> **PROBLEM TO SOLVE**: In the records below, the line that contains "OCR this image." marks the start. Copy it and each line after it through the end, exactly, without pictures.

> **DATASET ROWS**:
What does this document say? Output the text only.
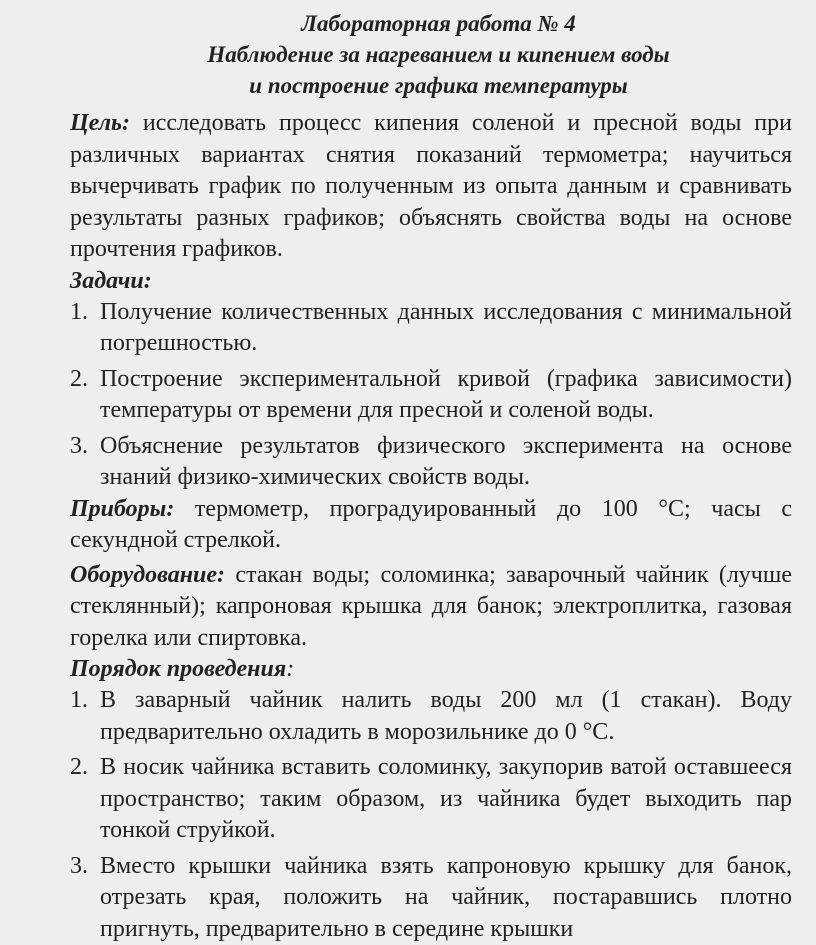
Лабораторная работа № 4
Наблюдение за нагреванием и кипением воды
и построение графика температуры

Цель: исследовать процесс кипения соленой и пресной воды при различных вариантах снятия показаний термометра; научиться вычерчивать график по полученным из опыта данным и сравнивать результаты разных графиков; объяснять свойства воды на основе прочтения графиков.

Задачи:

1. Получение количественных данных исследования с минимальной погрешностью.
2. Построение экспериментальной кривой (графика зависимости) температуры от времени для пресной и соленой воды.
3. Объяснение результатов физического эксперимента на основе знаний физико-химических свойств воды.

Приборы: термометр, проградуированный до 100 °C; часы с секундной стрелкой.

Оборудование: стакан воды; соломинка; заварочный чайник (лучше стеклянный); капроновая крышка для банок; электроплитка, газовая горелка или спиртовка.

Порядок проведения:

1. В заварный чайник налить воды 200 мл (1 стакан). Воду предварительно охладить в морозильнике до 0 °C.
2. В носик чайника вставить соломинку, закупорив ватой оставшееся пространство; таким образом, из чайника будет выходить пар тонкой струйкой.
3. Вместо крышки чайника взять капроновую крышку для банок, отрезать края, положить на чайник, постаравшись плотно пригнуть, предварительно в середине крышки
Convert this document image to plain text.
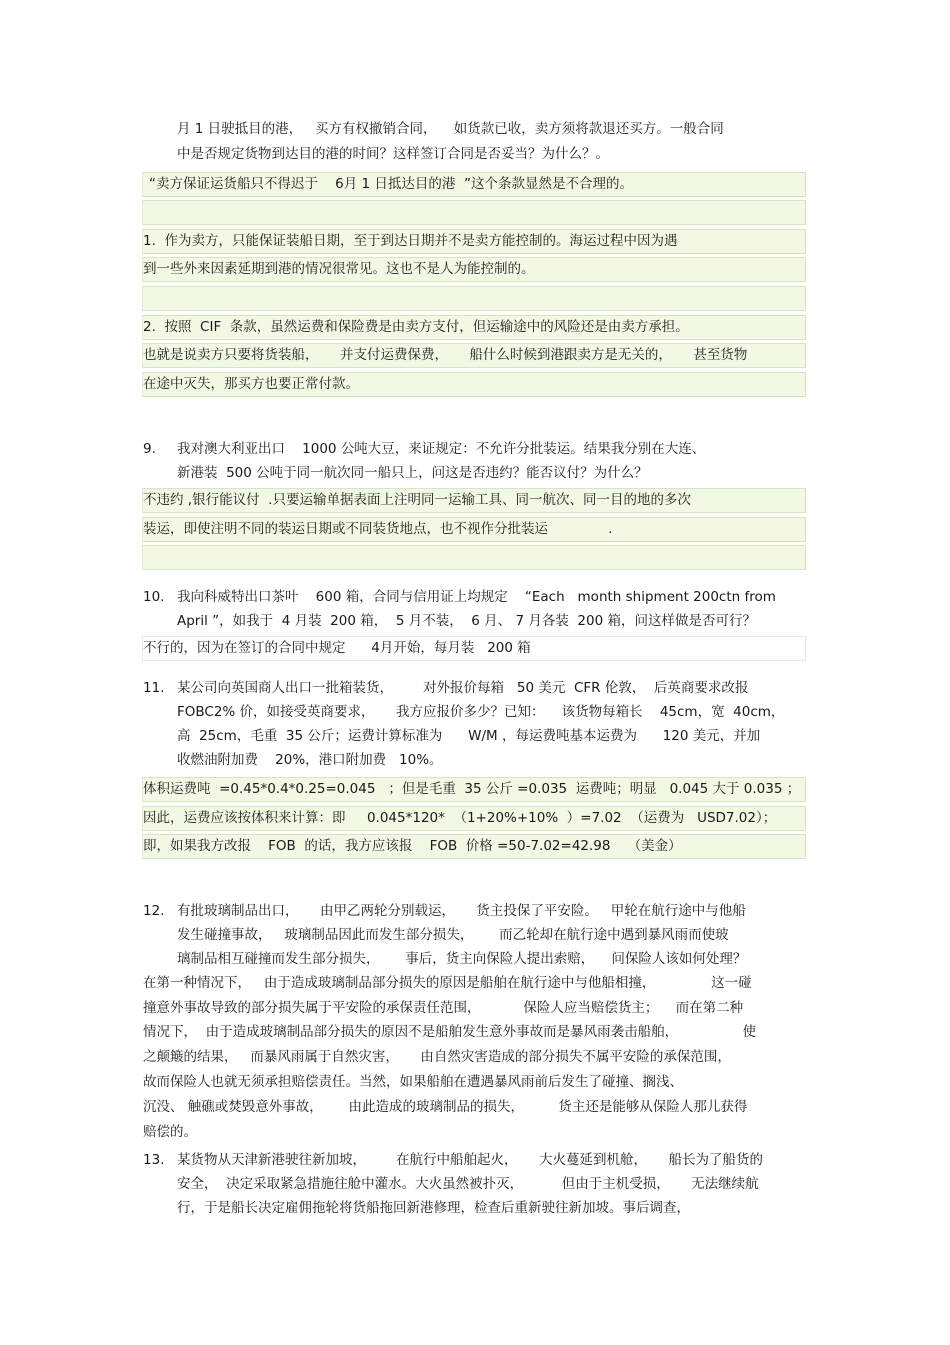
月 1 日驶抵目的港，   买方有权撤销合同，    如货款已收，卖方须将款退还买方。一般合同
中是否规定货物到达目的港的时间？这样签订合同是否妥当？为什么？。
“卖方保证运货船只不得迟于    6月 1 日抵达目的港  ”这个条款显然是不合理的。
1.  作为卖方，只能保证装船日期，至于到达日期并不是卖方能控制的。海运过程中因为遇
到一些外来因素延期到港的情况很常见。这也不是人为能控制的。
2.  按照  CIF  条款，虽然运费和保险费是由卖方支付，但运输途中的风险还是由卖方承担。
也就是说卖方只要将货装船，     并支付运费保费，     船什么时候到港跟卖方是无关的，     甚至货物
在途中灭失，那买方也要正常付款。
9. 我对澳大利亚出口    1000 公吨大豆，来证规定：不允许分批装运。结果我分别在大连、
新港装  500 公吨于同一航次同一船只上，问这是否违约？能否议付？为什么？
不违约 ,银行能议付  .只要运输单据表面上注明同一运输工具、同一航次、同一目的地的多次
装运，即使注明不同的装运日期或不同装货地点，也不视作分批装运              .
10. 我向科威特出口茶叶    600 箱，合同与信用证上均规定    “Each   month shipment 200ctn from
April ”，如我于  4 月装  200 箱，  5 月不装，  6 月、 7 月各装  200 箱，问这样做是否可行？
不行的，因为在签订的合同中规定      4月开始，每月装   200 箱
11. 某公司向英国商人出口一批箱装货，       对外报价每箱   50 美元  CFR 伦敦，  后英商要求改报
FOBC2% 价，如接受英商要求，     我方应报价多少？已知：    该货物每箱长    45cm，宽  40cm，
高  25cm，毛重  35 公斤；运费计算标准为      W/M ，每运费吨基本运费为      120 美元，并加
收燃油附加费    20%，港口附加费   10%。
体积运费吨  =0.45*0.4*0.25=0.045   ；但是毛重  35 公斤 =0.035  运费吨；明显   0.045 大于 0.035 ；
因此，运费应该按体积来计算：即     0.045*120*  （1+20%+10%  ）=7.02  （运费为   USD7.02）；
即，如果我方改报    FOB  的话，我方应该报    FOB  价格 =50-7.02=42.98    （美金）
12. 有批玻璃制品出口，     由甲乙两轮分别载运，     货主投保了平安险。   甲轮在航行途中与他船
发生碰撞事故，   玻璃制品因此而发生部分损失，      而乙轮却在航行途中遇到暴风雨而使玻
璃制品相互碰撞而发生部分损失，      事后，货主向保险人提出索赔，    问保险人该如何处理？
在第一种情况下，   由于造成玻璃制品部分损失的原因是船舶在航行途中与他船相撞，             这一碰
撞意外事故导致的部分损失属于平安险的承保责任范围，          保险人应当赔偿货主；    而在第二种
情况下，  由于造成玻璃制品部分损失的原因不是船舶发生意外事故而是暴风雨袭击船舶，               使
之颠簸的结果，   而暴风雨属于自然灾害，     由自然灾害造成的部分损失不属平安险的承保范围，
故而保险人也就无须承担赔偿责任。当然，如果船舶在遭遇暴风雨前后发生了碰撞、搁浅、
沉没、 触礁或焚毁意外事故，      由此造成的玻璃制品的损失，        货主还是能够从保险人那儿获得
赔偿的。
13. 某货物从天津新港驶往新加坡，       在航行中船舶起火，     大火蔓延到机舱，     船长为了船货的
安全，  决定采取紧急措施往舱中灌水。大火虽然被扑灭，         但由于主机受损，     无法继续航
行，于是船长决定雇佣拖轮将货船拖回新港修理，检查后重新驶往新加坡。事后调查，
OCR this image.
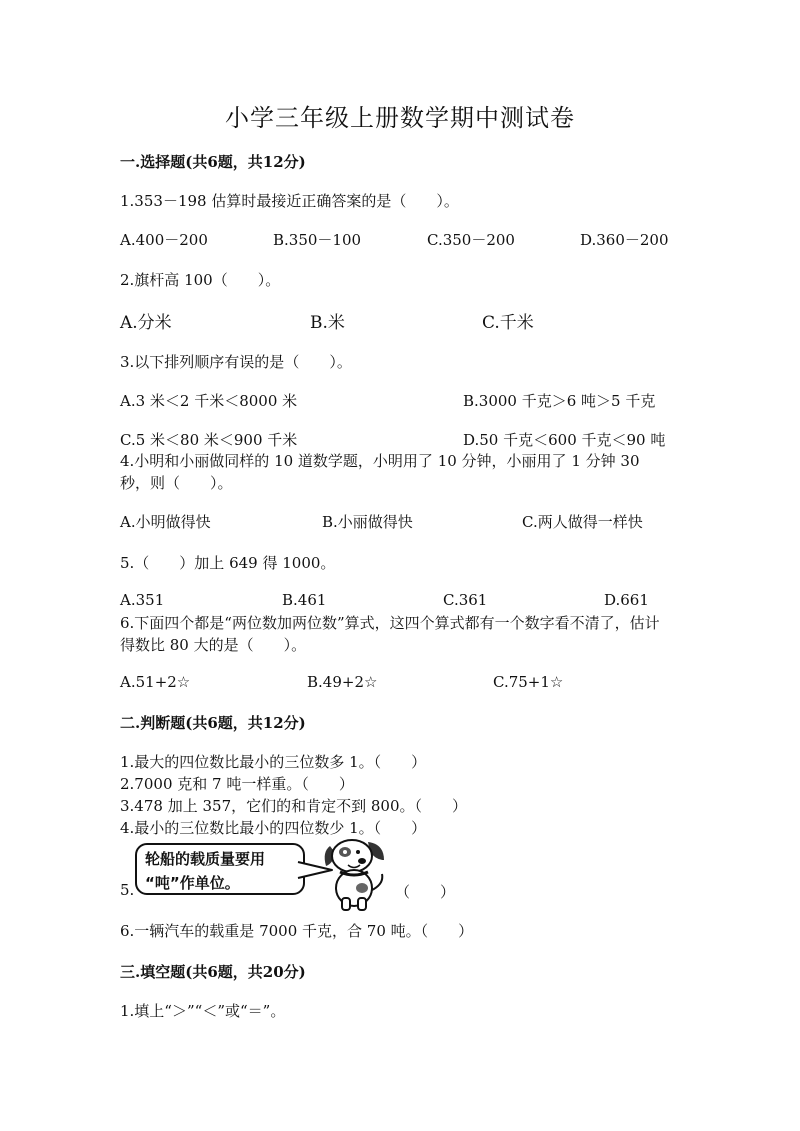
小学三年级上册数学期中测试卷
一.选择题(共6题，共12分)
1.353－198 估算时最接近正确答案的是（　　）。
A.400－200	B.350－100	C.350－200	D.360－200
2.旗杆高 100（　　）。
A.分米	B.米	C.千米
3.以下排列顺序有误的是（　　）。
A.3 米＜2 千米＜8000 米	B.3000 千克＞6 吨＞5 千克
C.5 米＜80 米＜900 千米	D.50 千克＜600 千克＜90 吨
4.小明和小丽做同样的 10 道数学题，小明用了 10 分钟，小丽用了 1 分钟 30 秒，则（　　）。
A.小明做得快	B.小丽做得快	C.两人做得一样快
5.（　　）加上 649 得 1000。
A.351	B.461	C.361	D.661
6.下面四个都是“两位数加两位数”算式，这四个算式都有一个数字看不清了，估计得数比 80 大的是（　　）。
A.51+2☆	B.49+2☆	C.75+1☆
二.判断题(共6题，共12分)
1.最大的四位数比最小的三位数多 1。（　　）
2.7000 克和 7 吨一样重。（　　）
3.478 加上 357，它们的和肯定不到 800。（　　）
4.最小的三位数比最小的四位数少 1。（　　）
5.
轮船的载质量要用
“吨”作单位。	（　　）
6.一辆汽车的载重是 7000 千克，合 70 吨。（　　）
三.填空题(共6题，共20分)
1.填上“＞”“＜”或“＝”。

> **RESPONSE TO THE EXERCISE**:
OCR this image.
小学三年级上册数学期中测试卷
一.选择题(共6题，共12分)
1.353－198 估算时最接近正确答案的是（　　）。
A.400－200	B.350－100	C.350－200	D.360－200
2.旗杆高 100（　　）。
A.分米	B.米	C.千米
3.以下排列顺序有误的是（　　）。
A.3 米＜2 千米＜8000 米	B.3000 千克＞6 吨＞5 千克
C.5 米＜80 米＜900 千米	D.50 千克＜600 千克＜90 吨
4.小明和小丽做同样的 10 道数学题，小明用了 10 分钟，小丽用了 1 分钟 30 秒，则（　　）。
A.小明做得快	B.小丽做得快	C.两人做得一样快
5.（　　）加上 649 得 1000。
A.351	B.461	C.361	D.661
6.下面四个都是“两位数加两位数”算式，这四个算式都有一个数字看不清了，估计得数比 80 大的是（　　）。
A.51+2☆	B.49+2☆	C.75+1☆
二.判断题(共6题，共12分)
1.最大的四位数比最小的三位数多 1。（　　）
2.7000 克和 7 吨一样重。（　　）
3.478 加上 357，它们的和肯定不到 800。（　　）
4.最小的三位数比最小的四位数少 1。（　　）
5.
轮船的载质量要用
“吨”作单位。	（　　）
6.一辆汽车的载重是 7000 千克，合 70 吨。（　　）
三.填空题(共6题，共20分)
1.填上“＞”“＜”或“＝”。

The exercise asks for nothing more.